The Pentagon said F-14 Tomcats from the carrier USS Theodore Roosevelt destroyed the damaged helicopter, a standard U.S. military procedure in cases where high-tech items are lost in hostile areas and might be used by an enemy.
 
Another helicopter rescued the crewmembers from the downed craft.
 
The Information Ministry's Rabi said the helicopter had come initially to rescue another helicopter shot down earlier and which had been destroyed by a jet that flew into the area and dropped bombs on the fallen aircraft.
 
"The burned flesh and clothes and other items of the Americans are still lying there," the private Pakistan-based Afghan Islamic Press (AIP) quoted Muttaqi as saying.
 
"Burnt bodies are lying here and there," he was quoted as saying.
 
Heavy snow was falling in the area, he said.
 
Rabi said that since the start of the U.S. military campaign four weeks ago, the Taliban had shot down six American planes -- one reconnaissance aircraft, one jet and four helicopters.
 
None of these claims could be independently verified.
 
However, the Pentagon has said it has lost an unmanned drone spy plane, a Predator aircraft was shot down on Friday and one helicopter lost its undercarriage in a lightning ground strike near the southern Afghan city of Kandahar in the middle of last month.
 
It has said another helicopter crashed on landing near an air base in Pakistan, killing two of those on board and injuring three, during the ground operation.

| What you are asked to do |
Return the passage of the helicopter report from "Heavy snow was" down to "of last month.", copied word for word. The lines that come next have no connection to the helicopter report.

| Dataset content |
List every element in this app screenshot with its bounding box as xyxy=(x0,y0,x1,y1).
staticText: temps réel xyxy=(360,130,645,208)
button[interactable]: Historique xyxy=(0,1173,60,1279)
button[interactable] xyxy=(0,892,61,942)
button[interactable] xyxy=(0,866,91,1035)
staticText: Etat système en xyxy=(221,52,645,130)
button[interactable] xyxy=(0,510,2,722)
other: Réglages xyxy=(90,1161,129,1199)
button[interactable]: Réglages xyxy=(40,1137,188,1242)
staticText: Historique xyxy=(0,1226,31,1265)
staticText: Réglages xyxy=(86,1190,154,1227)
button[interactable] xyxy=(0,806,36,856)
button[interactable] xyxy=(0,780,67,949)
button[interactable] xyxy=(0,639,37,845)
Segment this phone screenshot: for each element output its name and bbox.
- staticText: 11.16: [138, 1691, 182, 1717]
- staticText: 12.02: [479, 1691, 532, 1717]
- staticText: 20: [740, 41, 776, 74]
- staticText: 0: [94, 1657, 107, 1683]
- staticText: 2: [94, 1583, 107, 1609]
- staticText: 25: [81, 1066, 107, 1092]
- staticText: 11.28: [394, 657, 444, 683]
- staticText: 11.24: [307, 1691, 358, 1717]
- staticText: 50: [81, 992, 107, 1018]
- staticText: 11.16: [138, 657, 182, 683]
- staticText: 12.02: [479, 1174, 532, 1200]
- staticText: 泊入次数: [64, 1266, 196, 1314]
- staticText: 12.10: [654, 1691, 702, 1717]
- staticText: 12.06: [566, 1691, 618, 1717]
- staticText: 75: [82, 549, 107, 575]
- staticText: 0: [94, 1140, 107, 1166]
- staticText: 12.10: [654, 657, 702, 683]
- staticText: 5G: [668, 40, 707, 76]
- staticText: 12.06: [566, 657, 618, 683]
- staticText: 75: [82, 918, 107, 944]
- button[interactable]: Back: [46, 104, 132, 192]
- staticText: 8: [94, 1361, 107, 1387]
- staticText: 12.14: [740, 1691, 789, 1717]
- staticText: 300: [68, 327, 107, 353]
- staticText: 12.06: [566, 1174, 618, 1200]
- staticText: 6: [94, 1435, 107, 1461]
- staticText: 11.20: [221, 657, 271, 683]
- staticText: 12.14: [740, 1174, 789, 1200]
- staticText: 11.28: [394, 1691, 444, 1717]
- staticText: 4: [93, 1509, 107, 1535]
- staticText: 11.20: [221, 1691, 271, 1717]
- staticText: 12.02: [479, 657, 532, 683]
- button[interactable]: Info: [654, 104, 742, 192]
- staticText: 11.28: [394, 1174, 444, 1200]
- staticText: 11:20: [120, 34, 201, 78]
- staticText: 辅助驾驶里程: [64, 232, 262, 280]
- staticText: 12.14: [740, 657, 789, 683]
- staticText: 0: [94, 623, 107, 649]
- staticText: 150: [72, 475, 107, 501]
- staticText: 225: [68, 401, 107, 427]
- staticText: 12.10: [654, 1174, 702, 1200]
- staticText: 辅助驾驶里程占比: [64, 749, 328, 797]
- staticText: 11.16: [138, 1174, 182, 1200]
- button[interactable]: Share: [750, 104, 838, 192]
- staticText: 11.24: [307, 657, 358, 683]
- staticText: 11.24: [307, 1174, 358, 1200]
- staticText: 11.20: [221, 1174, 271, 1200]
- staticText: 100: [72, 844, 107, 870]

| Result of the exercise |
Heavy snow was falling in the area, he said.
 
Rabi said that since the start of the U.S. military campaign four weeks ago, the Taliban had shot down six American planes -- one reconnaissance aircraft, one jet and four helicopters.
 
None of these claims could be independently verified.
 
However, the Pentagon has said it has lost an unmanned drone spy plane, a Predator aircraft was shot down on Friday and one helicopter lost its undercarriage in a lightning ground strike near the southern Afghan city of Kandahar in the middle of last month.